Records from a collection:
>>

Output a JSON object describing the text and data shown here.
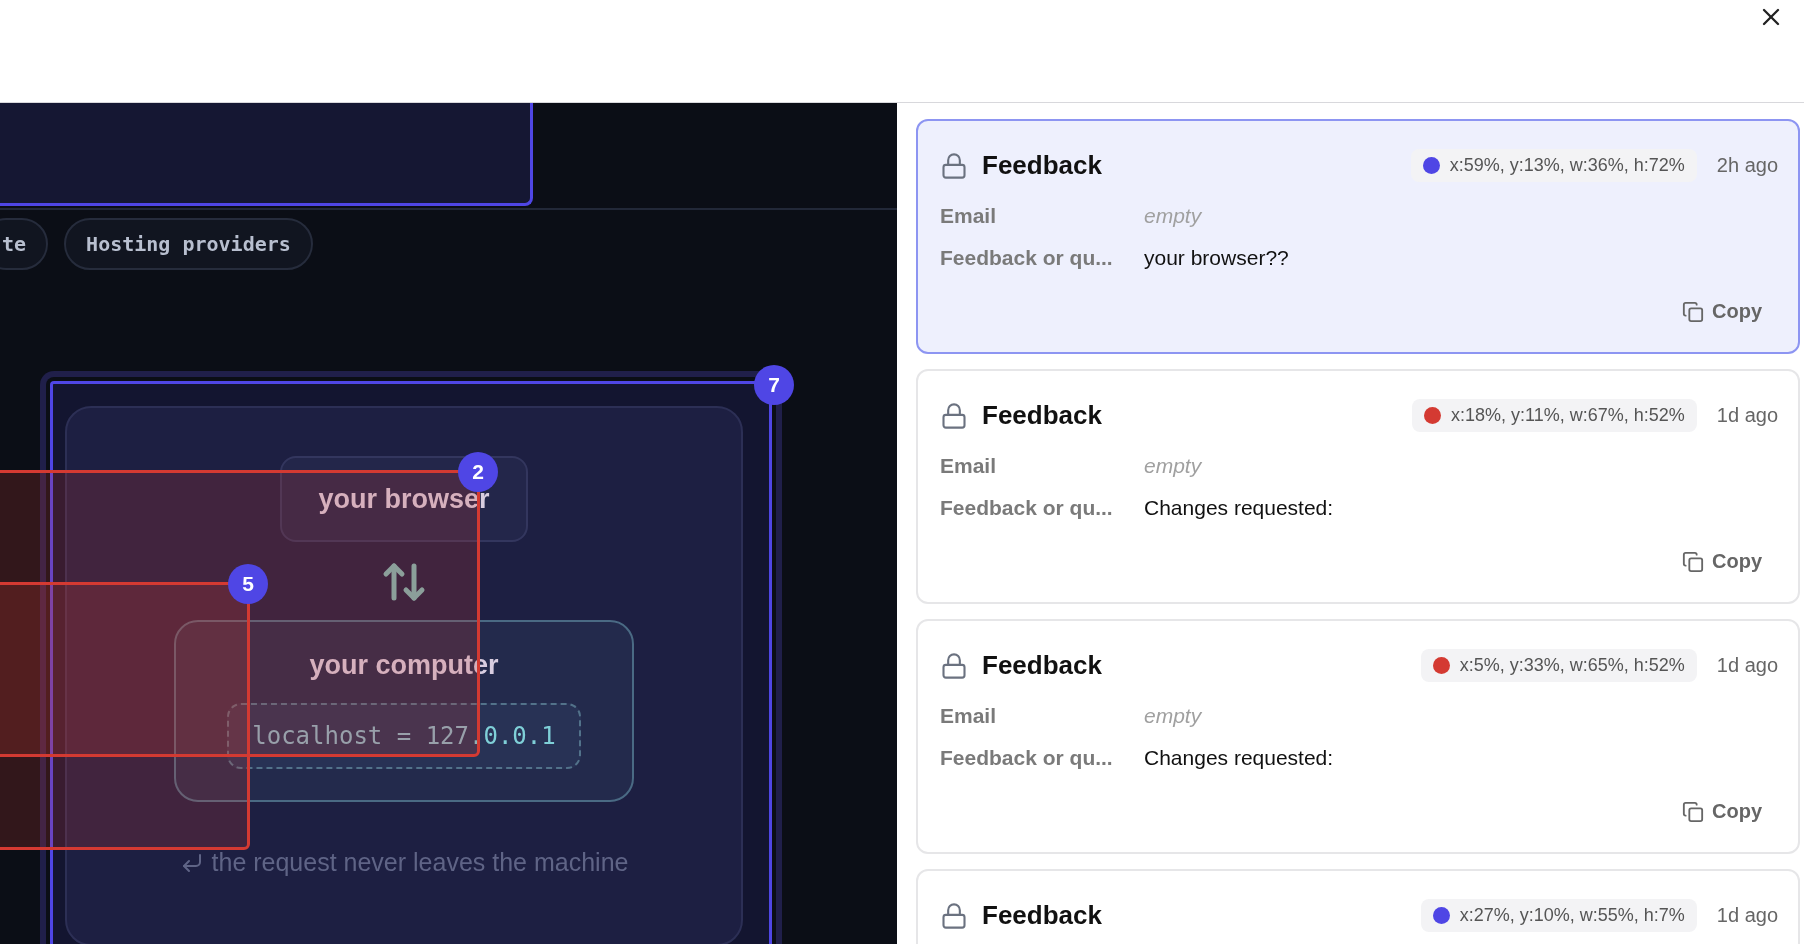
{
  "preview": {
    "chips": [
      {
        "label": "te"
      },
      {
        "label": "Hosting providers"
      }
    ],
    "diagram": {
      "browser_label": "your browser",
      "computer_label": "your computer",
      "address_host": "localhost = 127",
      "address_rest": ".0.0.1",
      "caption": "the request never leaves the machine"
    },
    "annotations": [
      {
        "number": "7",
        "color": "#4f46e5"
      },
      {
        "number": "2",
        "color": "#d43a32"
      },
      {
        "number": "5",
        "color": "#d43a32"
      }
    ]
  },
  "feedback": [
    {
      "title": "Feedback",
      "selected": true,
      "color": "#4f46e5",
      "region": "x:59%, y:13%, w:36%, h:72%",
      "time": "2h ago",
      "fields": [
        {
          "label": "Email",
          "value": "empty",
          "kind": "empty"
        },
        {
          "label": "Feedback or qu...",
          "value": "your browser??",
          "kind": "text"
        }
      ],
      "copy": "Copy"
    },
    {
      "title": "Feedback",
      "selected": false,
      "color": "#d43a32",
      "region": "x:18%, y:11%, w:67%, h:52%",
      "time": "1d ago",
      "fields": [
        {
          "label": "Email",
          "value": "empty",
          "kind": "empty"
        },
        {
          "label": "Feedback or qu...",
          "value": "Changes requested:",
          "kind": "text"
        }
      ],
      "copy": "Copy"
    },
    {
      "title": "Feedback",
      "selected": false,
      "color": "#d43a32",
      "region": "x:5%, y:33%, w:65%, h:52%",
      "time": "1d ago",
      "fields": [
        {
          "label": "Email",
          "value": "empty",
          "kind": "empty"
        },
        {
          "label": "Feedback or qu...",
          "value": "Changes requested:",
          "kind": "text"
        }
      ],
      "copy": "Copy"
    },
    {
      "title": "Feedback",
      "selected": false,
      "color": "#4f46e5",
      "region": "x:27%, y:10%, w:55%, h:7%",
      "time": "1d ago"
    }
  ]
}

<<
>>

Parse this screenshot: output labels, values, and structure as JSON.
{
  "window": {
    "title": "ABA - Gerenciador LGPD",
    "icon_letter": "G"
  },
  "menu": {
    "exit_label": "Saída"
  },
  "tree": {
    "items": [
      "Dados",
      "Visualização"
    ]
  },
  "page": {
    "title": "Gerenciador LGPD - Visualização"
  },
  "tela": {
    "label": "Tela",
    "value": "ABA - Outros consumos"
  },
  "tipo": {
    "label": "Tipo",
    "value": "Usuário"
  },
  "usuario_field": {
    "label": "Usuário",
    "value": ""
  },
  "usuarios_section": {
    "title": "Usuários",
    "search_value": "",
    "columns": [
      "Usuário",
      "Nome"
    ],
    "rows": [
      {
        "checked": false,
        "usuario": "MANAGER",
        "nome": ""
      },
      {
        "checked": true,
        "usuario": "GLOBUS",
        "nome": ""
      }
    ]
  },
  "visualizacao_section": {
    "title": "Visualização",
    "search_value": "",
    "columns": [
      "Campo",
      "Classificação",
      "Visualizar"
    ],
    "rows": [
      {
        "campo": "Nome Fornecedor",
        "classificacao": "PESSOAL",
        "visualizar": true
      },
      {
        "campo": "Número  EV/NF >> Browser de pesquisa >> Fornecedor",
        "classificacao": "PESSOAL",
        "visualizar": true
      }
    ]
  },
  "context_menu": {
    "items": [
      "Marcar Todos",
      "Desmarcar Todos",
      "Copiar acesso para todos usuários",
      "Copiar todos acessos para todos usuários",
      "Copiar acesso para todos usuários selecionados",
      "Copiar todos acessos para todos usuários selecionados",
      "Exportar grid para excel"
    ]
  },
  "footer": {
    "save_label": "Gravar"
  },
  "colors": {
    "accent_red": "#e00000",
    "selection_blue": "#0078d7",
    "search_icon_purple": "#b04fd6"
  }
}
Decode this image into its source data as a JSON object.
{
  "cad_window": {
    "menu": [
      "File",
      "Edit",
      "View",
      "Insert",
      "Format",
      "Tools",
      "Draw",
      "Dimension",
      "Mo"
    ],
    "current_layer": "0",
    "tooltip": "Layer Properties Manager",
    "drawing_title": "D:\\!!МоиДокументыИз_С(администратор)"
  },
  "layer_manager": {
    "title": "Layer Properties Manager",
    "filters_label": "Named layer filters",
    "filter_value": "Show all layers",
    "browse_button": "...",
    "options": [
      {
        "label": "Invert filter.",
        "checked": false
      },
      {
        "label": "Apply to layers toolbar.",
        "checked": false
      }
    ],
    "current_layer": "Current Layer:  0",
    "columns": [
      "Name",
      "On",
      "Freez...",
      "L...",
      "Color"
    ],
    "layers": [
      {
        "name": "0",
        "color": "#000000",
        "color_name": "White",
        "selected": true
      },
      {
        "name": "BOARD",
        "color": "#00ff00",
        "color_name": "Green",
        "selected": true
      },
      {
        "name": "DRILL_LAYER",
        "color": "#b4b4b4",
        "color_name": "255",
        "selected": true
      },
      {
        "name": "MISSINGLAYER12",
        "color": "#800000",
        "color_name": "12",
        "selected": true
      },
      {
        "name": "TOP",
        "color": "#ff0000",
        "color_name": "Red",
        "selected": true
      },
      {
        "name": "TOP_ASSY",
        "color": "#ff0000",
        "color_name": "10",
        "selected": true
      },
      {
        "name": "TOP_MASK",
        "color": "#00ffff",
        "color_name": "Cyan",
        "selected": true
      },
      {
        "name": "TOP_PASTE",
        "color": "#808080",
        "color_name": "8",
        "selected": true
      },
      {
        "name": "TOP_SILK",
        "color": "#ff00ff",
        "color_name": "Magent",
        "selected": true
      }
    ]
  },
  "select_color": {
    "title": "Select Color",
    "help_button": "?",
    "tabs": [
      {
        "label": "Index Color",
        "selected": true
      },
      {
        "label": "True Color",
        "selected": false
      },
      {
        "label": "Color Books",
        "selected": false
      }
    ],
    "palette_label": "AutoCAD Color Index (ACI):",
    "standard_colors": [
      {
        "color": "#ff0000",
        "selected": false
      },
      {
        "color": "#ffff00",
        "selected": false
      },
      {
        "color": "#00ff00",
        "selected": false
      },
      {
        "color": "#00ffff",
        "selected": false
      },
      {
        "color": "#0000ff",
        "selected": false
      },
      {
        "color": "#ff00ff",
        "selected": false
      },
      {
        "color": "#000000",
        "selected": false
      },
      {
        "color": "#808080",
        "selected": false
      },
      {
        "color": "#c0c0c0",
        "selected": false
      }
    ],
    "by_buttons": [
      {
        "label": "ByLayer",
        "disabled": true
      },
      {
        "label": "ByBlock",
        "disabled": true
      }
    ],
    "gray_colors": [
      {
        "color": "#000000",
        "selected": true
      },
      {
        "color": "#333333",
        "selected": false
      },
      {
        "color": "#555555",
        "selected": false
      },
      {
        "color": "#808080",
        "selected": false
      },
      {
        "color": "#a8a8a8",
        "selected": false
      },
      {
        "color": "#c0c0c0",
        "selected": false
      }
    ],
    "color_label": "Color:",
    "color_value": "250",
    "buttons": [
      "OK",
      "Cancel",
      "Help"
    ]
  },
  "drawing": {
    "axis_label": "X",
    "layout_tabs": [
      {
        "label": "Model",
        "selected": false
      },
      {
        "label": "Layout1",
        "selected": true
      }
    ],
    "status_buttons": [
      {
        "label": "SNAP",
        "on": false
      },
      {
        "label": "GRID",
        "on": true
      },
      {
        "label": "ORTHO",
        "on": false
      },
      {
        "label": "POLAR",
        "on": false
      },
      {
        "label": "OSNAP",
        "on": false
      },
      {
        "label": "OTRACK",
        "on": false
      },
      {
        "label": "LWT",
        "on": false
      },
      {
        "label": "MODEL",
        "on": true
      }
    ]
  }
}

<<

**Objective**
What is the number of lines in the records that contain the string "layers"? Give only that number.

**Solution to the exercise**
3